(Data listing)
━━━━━━━━
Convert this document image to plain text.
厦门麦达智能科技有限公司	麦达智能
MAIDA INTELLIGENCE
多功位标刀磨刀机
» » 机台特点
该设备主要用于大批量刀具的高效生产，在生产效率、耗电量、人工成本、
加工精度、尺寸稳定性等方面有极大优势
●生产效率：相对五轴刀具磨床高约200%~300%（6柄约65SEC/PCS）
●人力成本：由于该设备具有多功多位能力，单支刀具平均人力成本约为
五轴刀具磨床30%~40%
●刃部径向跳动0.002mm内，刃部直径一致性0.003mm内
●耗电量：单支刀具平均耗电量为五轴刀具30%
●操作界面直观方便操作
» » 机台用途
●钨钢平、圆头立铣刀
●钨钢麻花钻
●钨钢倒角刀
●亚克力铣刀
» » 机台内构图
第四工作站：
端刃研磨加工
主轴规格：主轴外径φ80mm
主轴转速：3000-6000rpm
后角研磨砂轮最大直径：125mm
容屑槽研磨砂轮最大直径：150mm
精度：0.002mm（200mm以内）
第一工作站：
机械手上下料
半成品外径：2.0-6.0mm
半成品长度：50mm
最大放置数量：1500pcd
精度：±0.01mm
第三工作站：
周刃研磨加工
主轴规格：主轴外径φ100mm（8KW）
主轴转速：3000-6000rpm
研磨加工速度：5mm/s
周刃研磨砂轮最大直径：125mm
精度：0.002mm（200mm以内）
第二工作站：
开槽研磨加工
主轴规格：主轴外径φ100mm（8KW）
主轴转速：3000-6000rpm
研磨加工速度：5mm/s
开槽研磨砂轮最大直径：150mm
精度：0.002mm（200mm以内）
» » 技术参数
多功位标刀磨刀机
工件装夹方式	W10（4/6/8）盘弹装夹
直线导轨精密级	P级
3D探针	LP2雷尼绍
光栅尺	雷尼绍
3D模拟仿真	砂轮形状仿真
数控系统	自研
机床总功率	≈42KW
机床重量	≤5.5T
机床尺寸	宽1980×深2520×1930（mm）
━━━━━━━━
■ **EXERCISE DESCRIPTION**
Write the entries again, exactly as they stand.

■ **PROBLEM SOLUTION**
Convert this document image to plain text.
厦门麦达智能科技有限公司	麦达智能
MAIDA INTELLIGENCE
多功位标刀磨刀机
» » 机台特点
该设备主要用于大批量刀具的高效生产，在生产效率、耗电量、人工成本、
加工精度、尺寸稳定性等方面有极大优势
●生产效率：相对五轴刀具磨床高约200%~300%（6柄约65SEC/PCS）
●人力成本：由于该设备具有多功多位能力，单支刀具平均人力成本约为
五轴刀具磨床30%~40%
●刃部径向跳动0.002mm内，刃部直径一致性0.003mm内
●耗电量：单支刀具平均耗电量为五轴刀具30%
●操作界面直观方便操作
» » 机台用途
●钨钢平、圆头立铣刀
●钨钢麻花钻
●钨钢倒角刀
●亚克力铣刀
» » 机台内构图
第四工作站：
端刃研磨加工
主轴规格：主轴外径φ80mm
主轴转速：3000-6000rpm
后角研磨砂轮最大直径：125mm
容屑槽研磨砂轮最大直径：150mm
精度：0.002mm（200mm以内）
第一工作站：
机械手上下料
半成品外径：2.0-6.0mm
半成品长度：50mm
最大放置数量：1500pcd
精度：±0.01mm
第三工作站：
周刃研磨加工
主轴规格：主轴外径φ100mm（8KW）
主轴转速：3000-6000rpm
研磨加工速度：5mm/s
周刃研磨砂轮最大直径：125mm
精度：0.002mm（200mm以内）
第二工作站：
开槽研磨加工
主轴规格：主轴外径φ100mm（8KW）
主轴转速：3000-6000rpm
研磨加工速度：5mm/s
开槽研磨砂轮最大直径：150mm
精度：0.002mm（200mm以内）
» » 技术参数
多功位标刀磨刀机
工件装夹方式	W10（4/6/8）盘弹装夹
直线导轨精密级	P级
3D探针	LP2雷尼绍
光栅尺	雷尼绍
3D模拟仿真	砂轮形状仿真
数控系统	自研
机床总功率	≈42KW
机床重量	≤5.5T
机床尺寸	宽1980×深2520×1930（mm）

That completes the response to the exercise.